### AUFGABENBESCHREIBUNG
Erkläre anhand des Kommentars zur Silvesterdebatte, warum das jährliche Schieben der eigenen Probleme aufs nächste Jahr laut Text nichts löst.

Es ist mal wieder so weit: Nach der Silvesternacht diskutiert Deutschland mal wieder über Integration und Migration, weil - ja, warum eigentlich? Ach, egal - Hauptsache, die "Ausländer" sind schuld. Das löst aber keine Probleme. Ein Kommentar.
Berlin: Polizeibeamte stehen hinter explodierendem Feuerwerk. Nach Angriffen auf Einsatzkräfte in der Silvesternacht hat die Diskussion um Konsequenzen begonnen. Berlins Regierende Bürgermeisterin will, dass sich die Innenminister mit dem Thema beschäftigen.


Ach, wäre es schön, wenn man Probleme einfach loswerden könnte, indem man sie abschiebt. Ich versuche, jedes Jahr meine Probleme aufs nächste Jahr zu schieben – gemeinhin ist so ein Verhalten auch als „Neujahrsvorsatz“ bekannt. Das ist dann aber eher ein Aufschieben und die Probleme bleiben die gleichen.

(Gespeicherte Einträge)
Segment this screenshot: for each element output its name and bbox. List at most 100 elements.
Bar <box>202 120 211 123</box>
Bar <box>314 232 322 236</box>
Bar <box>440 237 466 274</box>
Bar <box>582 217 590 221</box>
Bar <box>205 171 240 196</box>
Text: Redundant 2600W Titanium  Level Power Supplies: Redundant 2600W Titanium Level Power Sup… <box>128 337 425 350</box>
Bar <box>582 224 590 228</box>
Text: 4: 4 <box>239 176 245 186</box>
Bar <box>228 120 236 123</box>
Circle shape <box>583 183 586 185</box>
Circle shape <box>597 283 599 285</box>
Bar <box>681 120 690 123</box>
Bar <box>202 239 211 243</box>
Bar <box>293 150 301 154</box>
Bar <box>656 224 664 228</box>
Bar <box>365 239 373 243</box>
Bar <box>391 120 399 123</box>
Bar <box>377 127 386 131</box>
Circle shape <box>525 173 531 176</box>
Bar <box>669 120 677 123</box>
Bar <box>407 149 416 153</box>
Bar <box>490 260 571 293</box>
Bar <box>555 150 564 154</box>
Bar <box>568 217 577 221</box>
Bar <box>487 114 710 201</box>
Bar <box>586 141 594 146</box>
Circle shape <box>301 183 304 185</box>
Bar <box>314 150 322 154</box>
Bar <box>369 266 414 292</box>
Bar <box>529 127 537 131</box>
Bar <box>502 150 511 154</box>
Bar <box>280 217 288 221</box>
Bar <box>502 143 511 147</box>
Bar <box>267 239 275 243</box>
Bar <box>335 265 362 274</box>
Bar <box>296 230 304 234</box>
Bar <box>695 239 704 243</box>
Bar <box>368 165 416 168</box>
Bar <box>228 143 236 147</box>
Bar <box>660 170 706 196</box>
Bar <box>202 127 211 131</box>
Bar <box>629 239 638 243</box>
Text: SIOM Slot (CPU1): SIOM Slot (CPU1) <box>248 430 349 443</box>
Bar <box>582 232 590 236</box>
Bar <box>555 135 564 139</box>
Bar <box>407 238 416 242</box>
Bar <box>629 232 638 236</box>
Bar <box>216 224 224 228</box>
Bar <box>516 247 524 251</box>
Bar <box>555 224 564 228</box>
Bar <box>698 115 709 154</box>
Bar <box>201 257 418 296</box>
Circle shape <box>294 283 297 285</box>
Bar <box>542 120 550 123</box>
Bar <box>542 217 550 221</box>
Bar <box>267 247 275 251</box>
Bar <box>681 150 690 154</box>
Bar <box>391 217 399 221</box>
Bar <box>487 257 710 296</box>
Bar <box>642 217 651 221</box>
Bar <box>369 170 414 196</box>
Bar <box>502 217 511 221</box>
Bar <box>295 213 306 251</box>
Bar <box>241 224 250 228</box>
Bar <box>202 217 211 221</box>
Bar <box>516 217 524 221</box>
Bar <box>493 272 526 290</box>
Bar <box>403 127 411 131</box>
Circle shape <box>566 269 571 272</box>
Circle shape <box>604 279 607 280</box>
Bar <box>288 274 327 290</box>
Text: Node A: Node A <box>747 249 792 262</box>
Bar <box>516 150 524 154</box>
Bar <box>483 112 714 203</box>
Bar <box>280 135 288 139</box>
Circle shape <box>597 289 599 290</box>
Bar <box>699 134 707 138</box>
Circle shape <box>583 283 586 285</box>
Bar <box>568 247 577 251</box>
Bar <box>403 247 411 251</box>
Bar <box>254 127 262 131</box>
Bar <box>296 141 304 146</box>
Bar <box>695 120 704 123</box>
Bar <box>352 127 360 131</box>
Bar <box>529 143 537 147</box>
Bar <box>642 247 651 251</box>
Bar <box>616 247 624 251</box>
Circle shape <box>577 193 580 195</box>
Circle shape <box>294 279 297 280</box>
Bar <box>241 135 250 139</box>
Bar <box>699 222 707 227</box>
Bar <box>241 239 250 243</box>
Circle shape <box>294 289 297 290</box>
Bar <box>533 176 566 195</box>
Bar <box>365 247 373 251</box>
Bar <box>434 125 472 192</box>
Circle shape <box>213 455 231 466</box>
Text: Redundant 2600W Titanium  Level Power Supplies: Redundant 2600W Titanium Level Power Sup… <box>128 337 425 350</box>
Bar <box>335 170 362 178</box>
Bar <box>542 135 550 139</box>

### ANTWORT
Laut Text ist dieses Verhalten eher ein Aufschieben als ein Loswerden der Probleme. Deshalb bleiben die Probleme die gleichen.